GIVEN REQUEST:
Do any lines in the data below contain "định"? If so, copy every one of them.

PROVIDED INFORMATION:
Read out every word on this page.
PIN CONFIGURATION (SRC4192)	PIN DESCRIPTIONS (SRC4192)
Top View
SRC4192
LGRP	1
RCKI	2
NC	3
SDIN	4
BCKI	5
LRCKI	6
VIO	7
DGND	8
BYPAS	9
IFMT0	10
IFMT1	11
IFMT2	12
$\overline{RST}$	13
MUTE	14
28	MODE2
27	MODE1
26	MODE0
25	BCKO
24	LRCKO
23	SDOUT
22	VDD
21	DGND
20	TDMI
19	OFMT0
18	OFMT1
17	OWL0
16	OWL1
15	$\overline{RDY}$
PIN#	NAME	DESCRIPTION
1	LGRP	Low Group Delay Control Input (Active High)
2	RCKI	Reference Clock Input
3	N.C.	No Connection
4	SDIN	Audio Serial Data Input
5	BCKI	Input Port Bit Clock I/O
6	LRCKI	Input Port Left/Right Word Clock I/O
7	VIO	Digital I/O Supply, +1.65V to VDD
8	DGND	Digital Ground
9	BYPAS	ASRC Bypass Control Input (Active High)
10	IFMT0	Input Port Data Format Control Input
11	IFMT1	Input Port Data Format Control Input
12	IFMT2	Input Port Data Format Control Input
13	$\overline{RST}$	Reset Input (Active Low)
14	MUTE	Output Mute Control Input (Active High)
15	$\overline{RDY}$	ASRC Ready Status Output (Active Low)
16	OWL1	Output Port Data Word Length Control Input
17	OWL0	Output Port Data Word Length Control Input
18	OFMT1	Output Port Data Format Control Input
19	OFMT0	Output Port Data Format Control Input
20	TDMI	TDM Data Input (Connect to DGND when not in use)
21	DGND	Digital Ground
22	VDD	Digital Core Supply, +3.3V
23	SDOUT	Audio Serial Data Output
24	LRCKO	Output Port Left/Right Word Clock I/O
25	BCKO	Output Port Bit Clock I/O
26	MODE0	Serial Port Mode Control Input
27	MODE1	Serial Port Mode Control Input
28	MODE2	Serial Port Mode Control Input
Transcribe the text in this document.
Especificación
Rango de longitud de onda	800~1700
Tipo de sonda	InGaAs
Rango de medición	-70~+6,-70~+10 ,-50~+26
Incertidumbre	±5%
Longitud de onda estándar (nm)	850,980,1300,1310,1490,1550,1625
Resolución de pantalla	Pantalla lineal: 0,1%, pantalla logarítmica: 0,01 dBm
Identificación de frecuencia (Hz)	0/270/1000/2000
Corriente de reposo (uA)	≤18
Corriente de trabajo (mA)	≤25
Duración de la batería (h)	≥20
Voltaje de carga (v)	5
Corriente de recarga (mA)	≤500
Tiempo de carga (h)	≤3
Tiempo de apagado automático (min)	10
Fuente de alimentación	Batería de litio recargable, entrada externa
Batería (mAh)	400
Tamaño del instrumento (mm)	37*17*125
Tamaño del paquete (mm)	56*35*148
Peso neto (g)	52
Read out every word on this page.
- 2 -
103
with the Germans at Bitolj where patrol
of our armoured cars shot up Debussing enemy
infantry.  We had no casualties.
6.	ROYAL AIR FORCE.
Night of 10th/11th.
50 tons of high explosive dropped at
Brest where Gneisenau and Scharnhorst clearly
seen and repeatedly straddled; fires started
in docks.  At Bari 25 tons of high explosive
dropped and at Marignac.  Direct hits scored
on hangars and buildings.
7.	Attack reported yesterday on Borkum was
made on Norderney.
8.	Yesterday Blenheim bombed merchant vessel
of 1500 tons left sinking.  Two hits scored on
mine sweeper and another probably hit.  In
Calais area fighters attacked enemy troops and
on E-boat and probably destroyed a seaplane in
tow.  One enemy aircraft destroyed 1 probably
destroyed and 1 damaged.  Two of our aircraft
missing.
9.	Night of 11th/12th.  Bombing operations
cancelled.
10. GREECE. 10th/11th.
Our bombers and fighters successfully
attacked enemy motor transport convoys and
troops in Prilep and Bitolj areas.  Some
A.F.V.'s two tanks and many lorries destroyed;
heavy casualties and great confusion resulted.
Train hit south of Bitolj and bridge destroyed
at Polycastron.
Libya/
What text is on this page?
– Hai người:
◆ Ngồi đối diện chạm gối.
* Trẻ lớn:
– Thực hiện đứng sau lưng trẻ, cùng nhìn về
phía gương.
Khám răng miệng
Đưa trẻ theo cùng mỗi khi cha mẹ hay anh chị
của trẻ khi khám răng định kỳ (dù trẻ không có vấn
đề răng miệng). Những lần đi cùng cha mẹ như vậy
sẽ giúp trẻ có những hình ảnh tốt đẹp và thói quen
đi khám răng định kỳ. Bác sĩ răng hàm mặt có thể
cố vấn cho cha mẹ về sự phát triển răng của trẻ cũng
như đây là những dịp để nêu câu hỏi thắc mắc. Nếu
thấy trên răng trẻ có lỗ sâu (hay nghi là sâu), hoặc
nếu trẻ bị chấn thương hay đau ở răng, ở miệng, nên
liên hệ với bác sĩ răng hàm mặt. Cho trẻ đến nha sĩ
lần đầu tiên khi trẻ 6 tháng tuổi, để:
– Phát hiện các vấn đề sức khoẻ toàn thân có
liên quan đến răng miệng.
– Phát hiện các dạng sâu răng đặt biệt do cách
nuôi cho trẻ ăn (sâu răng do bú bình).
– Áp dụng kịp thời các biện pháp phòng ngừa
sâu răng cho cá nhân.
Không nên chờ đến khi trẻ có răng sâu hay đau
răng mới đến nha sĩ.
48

ANSWER TO THE TASK:
của trẻ khi khám răng định kỳ (dù trẻ không có vấn
đi khám răng định kỳ. Bác sĩ răng hàm mặt có thể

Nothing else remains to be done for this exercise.